- **What you are asked to do**:
Identify all lines in the listing that include the word "Range", and copy them out.
━━━━━━━━━━
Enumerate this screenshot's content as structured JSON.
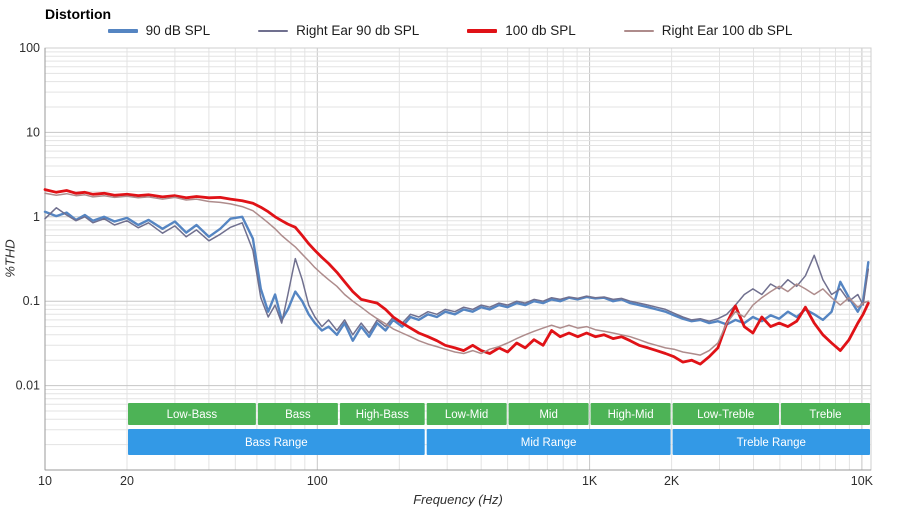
{
  "title": "Distortion",
  "chart_data": {
    "type": "line",
    "title": "Distortion",
    "xlabel": "Frequency (Hz)",
    "ylabel": "%THD",
    "x_scale": "log",
    "y_scale": "log",
    "grid": true,
    "legend_position": "top",
    "xlim": [
      10,
      10800
    ],
    "ylim": [
      0.001,
      100
    ],
    "x_ticks": [
      {
        "v": 10,
        "label": "10"
      },
      {
        "v": 20,
        "label": "20"
      },
      {
        "v": 100,
        "label": "100"
      },
      {
        "v": 1000,
        "label": "1K"
      },
      {
        "v": 2000,
        "label": "2K"
      },
      {
        "v": 10000,
        "label": "10K"
      }
    ],
    "y_ticks": [
      {
        "v": 100,
        "label": "100"
      },
      {
        "v": 10,
        "label": "10"
      },
      {
        "v": 1,
        "label": "1"
      },
      {
        "v": 0.1,
        "label": "0.1"
      },
      {
        "v": 0.01,
        "label": "0.01"
      }
    ],
    "x": [
      10,
      11,
      12,
      13,
      14,
      15,
      16.5,
      18,
      20,
      22,
      24,
      27,
      30,
      33,
      36,
      40,
      44,
      48,
      53,
      58,
      62,
      66,
      70,
      74,
      78,
      83,
      88,
      93,
      98,
      104,
      110,
      118,
      126,
      135,
      145,
      155,
      166,
      178,
      190,
      205,
      220,
      236,
      255,
      275,
      295,
      320,
      345,
      372,
      400,
      430,
      465,
      500,
      540,
      580,
      625,
      675,
      725,
      780,
      840,
      905,
      975,
      1050,
      1130,
      1220,
      1310,
      1410,
      1520,
      1640,
      1760,
      1900,
      2040,
      2200,
      2370,
      2550,
      2750,
      2960,
      3190,
      3430,
      3700,
      3980,
      4290,
      4620,
      4970,
      5350,
      5760,
      6200,
      6680,
      7190,
      7740,
      8330,
      8970,
      9660,
      10100,
      10560
    ],
    "series": [
      {
        "name": "90 dB SPL",
        "color": "#5585c2",
        "width": 2.4,
        "values": [
          1.15,
          1.02,
          1.12,
          0.92,
          1.05,
          0.9,
          1.0,
          0.88,
          0.97,
          0.8,
          0.92,
          0.72,
          0.88,
          0.65,
          0.8,
          0.58,
          0.72,
          0.95,
          1.0,
          0.55,
          0.14,
          0.075,
          0.12,
          0.06,
          0.08,
          0.13,
          0.1,
          0.07,
          0.055,
          0.045,
          0.05,
          0.04,
          0.055,
          0.034,
          0.05,
          0.038,
          0.055,
          0.045,
          0.06,
          0.05,
          0.065,
          0.06,
          0.07,
          0.065,
          0.075,
          0.07,
          0.08,
          0.075,
          0.085,
          0.08,
          0.09,
          0.085,
          0.095,
          0.09,
          0.1,
          0.095,
          0.105,
          0.1,
          0.11,
          0.105,
          0.112,
          0.108,
          0.11,
          0.1,
          0.105,
          0.095,
          0.09,
          0.085,
          0.08,
          0.075,
          0.068,
          0.062,
          0.058,
          0.06,
          0.055,
          0.058,
          0.053,
          0.06,
          0.055,
          0.065,
          0.058,
          0.068,
          0.062,
          0.075,
          0.065,
          0.08,
          0.07,
          0.06,
          0.075,
          0.17,
          0.11,
          0.075,
          0.1,
          0.29
        ]
      },
      {
        "name": "Right Ear 90 db SPL",
        "color": "#70708f",
        "width": 1.5,
        "values": [
          0.95,
          1.28,
          1.05,
          0.9,
          1.0,
          0.85,
          0.95,
          0.8,
          0.9,
          0.74,
          0.85,
          0.64,
          0.78,
          0.58,
          0.7,
          0.52,
          0.62,
          0.75,
          0.85,
          0.4,
          0.11,
          0.065,
          0.09,
          0.055,
          0.12,
          0.32,
          0.18,
          0.09,
          0.065,
          0.05,
          0.06,
          0.045,
          0.06,
          0.04,
          0.055,
          0.042,
          0.06,
          0.05,
          0.065,
          0.055,
          0.07,
          0.065,
          0.075,
          0.07,
          0.08,
          0.075,
          0.085,
          0.08,
          0.09,
          0.085,
          0.095,
          0.09,
          0.1,
          0.095,
          0.105,
          0.1,
          0.11,
          0.105,
          0.112,
          0.108,
          0.115,
          0.11,
          0.112,
          0.105,
          0.108,
          0.1,
          0.095,
          0.09,
          0.085,
          0.08,
          0.072,
          0.065,
          0.06,
          0.062,
          0.058,
          0.062,
          0.07,
          0.09,
          0.12,
          0.14,
          0.12,
          0.16,
          0.14,
          0.18,
          0.15,
          0.2,
          0.35,
          0.18,
          0.12,
          0.14,
          0.1,
          0.12,
          0.09,
          0.24
        ]
      },
      {
        "name": "100 db SPL",
        "color": "#e01217",
        "width": 2.8,
        "values": [
          2.1,
          1.95,
          2.05,
          1.9,
          1.95,
          1.85,
          1.9,
          1.8,
          1.85,
          1.78,
          1.82,
          1.72,
          1.78,
          1.68,
          1.74,
          1.68,
          1.7,
          1.62,
          1.55,
          1.45,
          1.3,
          1.15,
          1.0,
          0.9,
          0.82,
          0.75,
          0.6,
          0.48,
          0.4,
          0.33,
          0.28,
          0.22,
          0.17,
          0.13,
          0.105,
          0.1,
          0.095,
          0.08,
          0.065,
          0.055,
          0.048,
          0.042,
          0.038,
          0.034,
          0.03,
          0.028,
          0.026,
          0.03,
          0.026,
          0.024,
          0.028,
          0.025,
          0.032,
          0.028,
          0.035,
          0.03,
          0.045,
          0.038,
          0.042,
          0.038,
          0.042,
          0.038,
          0.04,
          0.036,
          0.038,
          0.034,
          0.03,
          0.028,
          0.026,
          0.024,
          0.022,
          0.019,
          0.02,
          0.018,
          0.022,
          0.028,
          0.055,
          0.088,
          0.05,
          0.042,
          0.065,
          0.05,
          0.055,
          0.05,
          0.058,
          0.085,
          0.055,
          0.04,
          0.032,
          0.026,
          0.035,
          0.055,
          0.07,
          0.095
        ]
      },
      {
        "name": "Right Ear 100 db SPL",
        "color": "#ae8c8c",
        "width": 1.5,
        "values": [
          1.9,
          1.8,
          1.88,
          1.78,
          1.82,
          1.72,
          1.78,
          1.7,
          1.75,
          1.68,
          1.72,
          1.62,
          1.7,
          1.58,
          1.62,
          1.52,
          1.48,
          1.42,
          1.32,
          1.18,
          1.0,
          0.85,
          0.72,
          0.6,
          0.52,
          0.44,
          0.36,
          0.3,
          0.25,
          0.21,
          0.18,
          0.15,
          0.12,
          0.1,
          0.085,
          0.072,
          0.062,
          0.054,
          0.047,
          0.042,
          0.038,
          0.034,
          0.031,
          0.029,
          0.027,
          0.025,
          0.024,
          0.026,
          0.024,
          0.027,
          0.029,
          0.032,
          0.036,
          0.04,
          0.044,
          0.048,
          0.052,
          0.048,
          0.052,
          0.048,
          0.05,
          0.046,
          0.044,
          0.042,
          0.04,
          0.038,
          0.035,
          0.032,
          0.03,
          0.028,
          0.027,
          0.025,
          0.024,
          0.023,
          0.026,
          0.032,
          0.055,
          0.075,
          0.065,
          0.09,
          0.11,
          0.13,
          0.15,
          0.13,
          0.16,
          0.14,
          0.12,
          0.14,
          0.11,
          0.09,
          0.11,
          0.085,
          0.095,
          0.1
        ]
      }
    ],
    "bands": {
      "fine": {
        "color": "#4db356",
        "segments": [
          {
            "label": "Low-Bass",
            "from": 20,
            "to": 60
          },
          {
            "label": "Bass",
            "from": 60,
            "to": 120
          },
          {
            "label": "High-Bass",
            "from": 120,
            "to": 250
          },
          {
            "label": "Low-Mid",
            "from": 250,
            "to": 500
          },
          {
            "label": "Mid",
            "from": 500,
            "to": 1000
          },
          {
            "label": "High-Mid",
            "from": 1000,
            "to": 2000
          },
          {
            "label": "Low-Treble",
            "from": 2000,
            "to": 5000
          },
          {
            "label": "Treble",
            "from": 5000,
            "to": 10800
          }
        ]
      },
      "coarse": {
        "color": "#3399e6",
        "segments": [
          {
            "label": "Bass Range",
            "from": 20,
            "to": 250
          },
          {
            "label": "Mid Range",
            "from": 250,
            "to": 2000
          },
          {
            "label": "Treble Range",
            "from": 2000,
            "to": 10800
          }
        ]
      }
    }
  }
}
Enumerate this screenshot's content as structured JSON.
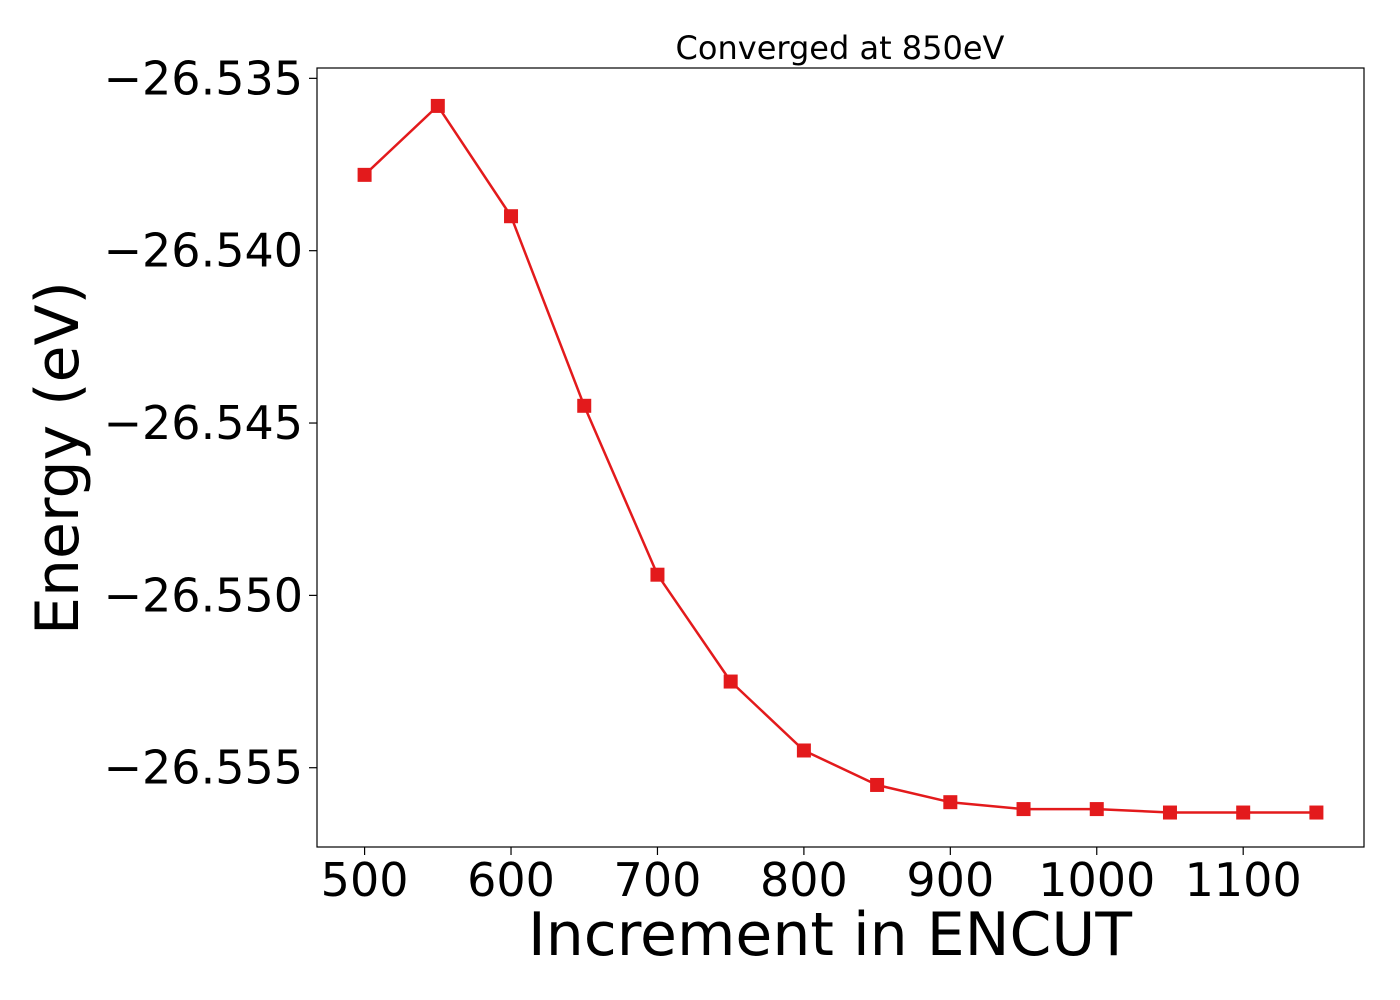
{
  "chart_data": {
    "type": "line",
    "title": "Converged at 850eV",
    "xlabel": "Increment in ENCUT",
    "ylabel": "Energy (eV)",
    "x": [
      500,
      550,
      600,
      650,
      700,
      750,
      800,
      850,
      900,
      950,
      1000,
      1050,
      1100,
      1150
    ],
    "series": [
      {
        "values": [
          -26.5378,
          -26.5358,
          -26.539,
          -26.5445,
          -26.5494,
          -26.5525,
          -26.5545,
          -26.5555,
          -26.556,
          -26.5562,
          -26.5562,
          -26.5563,
          -26.5563,
          -26.5563
        ],
        "color": "#e31a1c",
        "marker": "square"
      }
    ],
    "xlim": [
      467.5,
      1182.5
    ],
    "ylim": [
      -26.5573,
      -26.5347
    ],
    "xticks": [
      500,
      600,
      700,
      800,
      900,
      1000,
      1100
    ],
    "xtick_labels": [
      "500",
      "600",
      "700",
      "800",
      "900",
      "1000",
      "1100"
    ],
    "yticks": [
      -26.535,
      -26.54,
      -26.545,
      -26.55,
      -26.555
    ],
    "ytick_labels": [
      "−26.535",
      "−26.540",
      "−26.545",
      "−26.550",
      "−26.555"
    ],
    "grid": false,
    "legend": "none"
  }
}
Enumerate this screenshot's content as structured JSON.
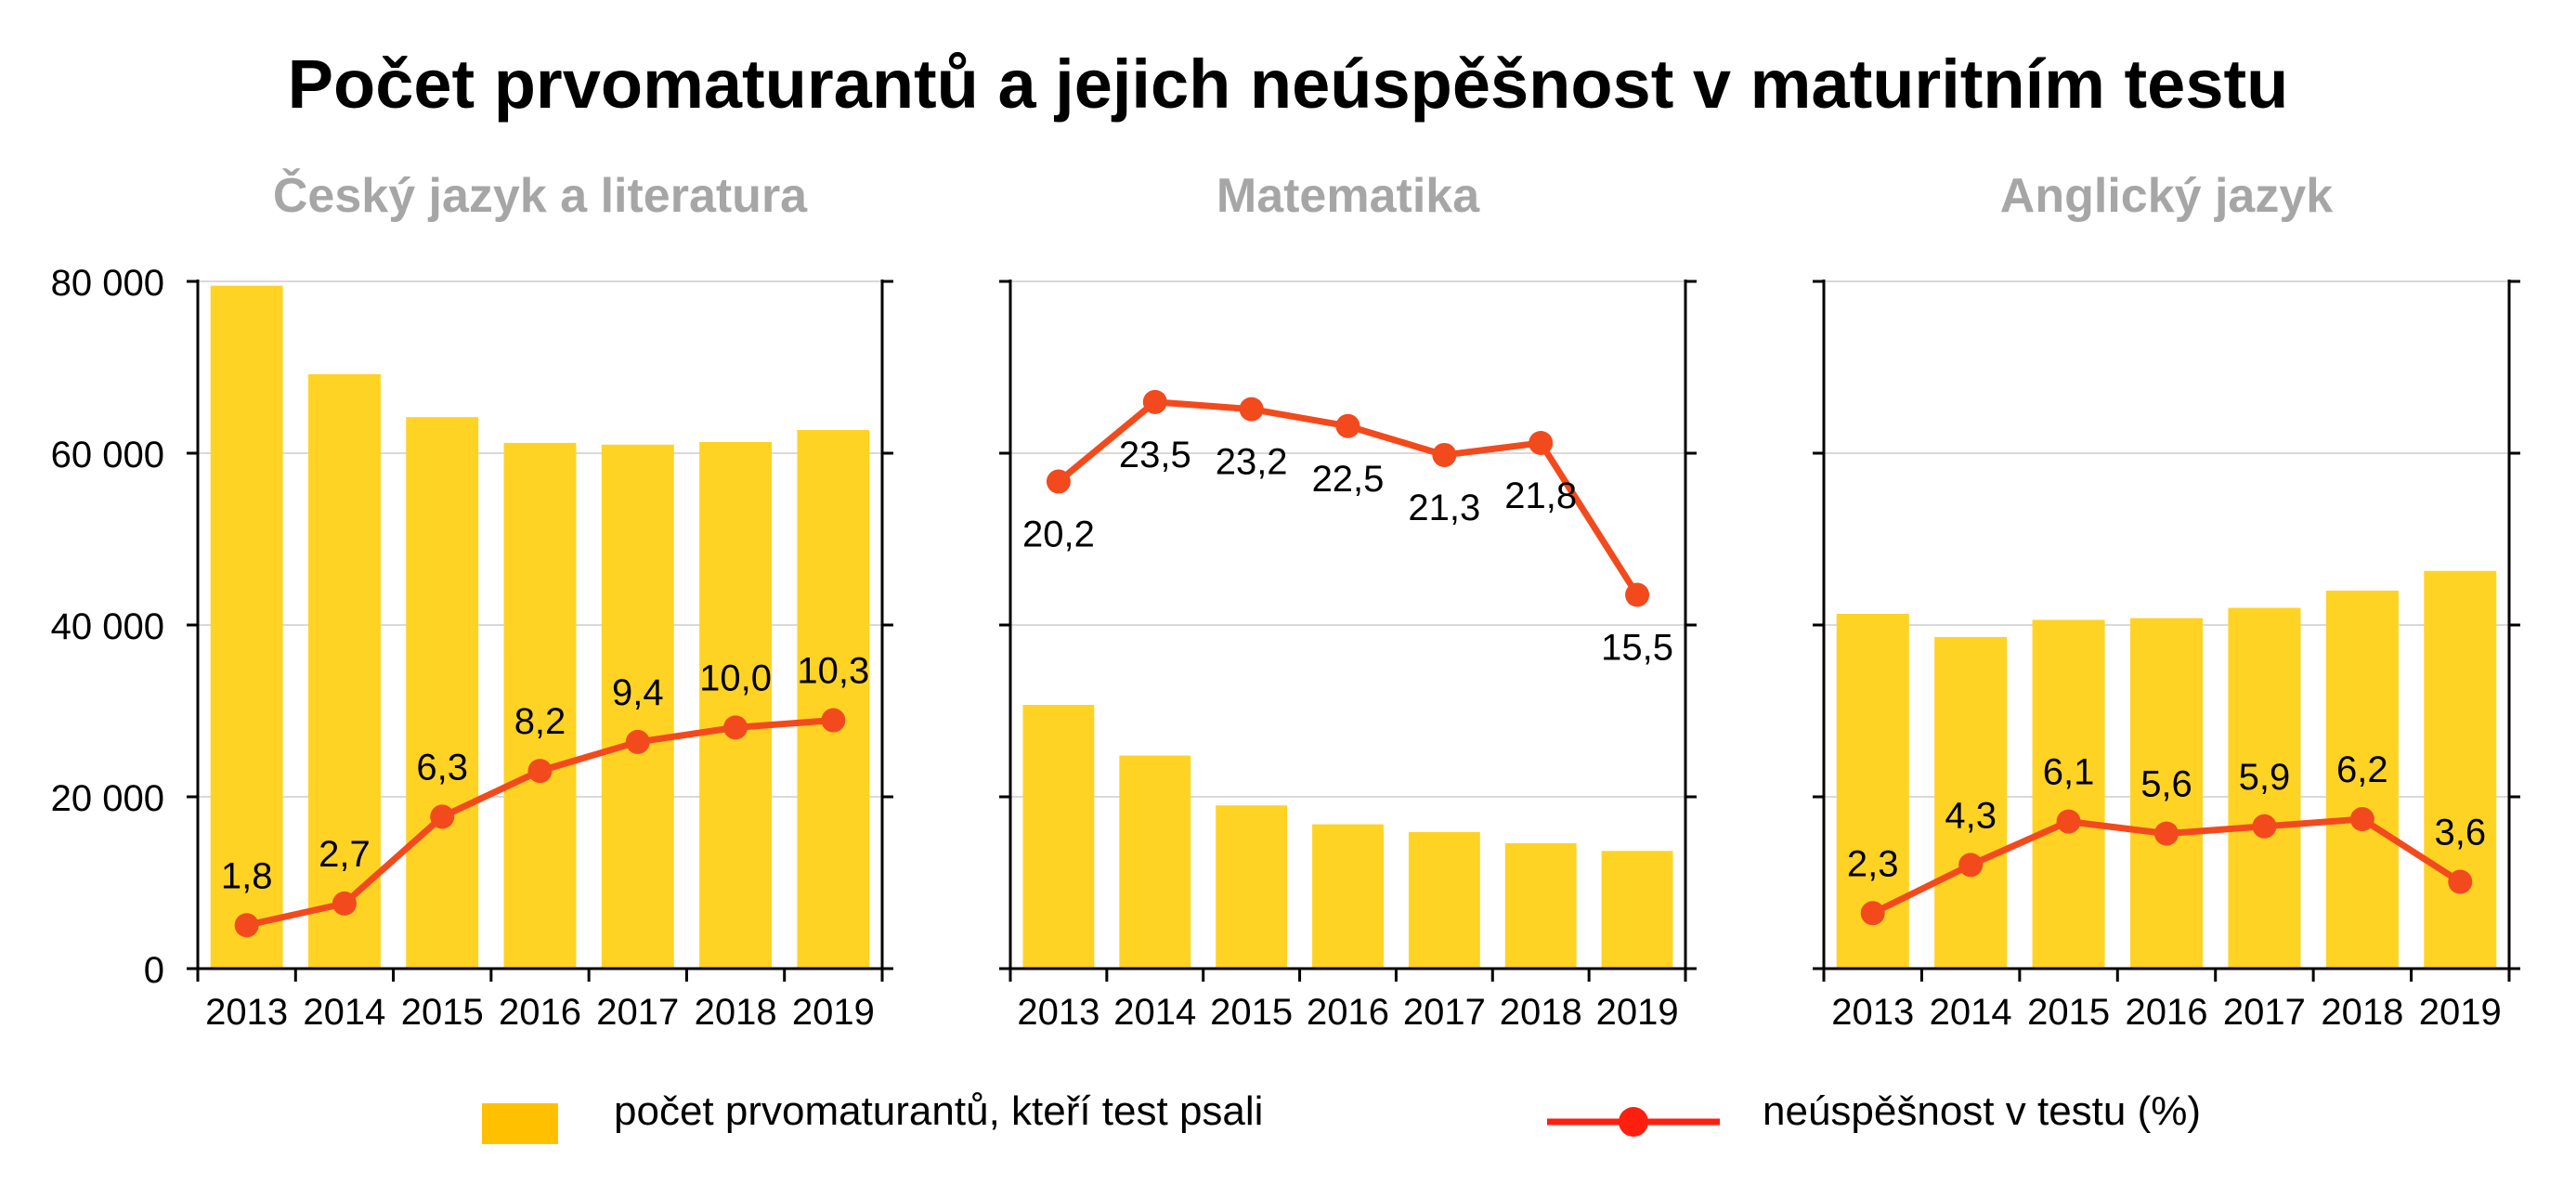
━━━━━━━━━━
- **The solution**:
            "label": "Bass Range",
            "label": "Mid Range",
            "label": "Treble Range",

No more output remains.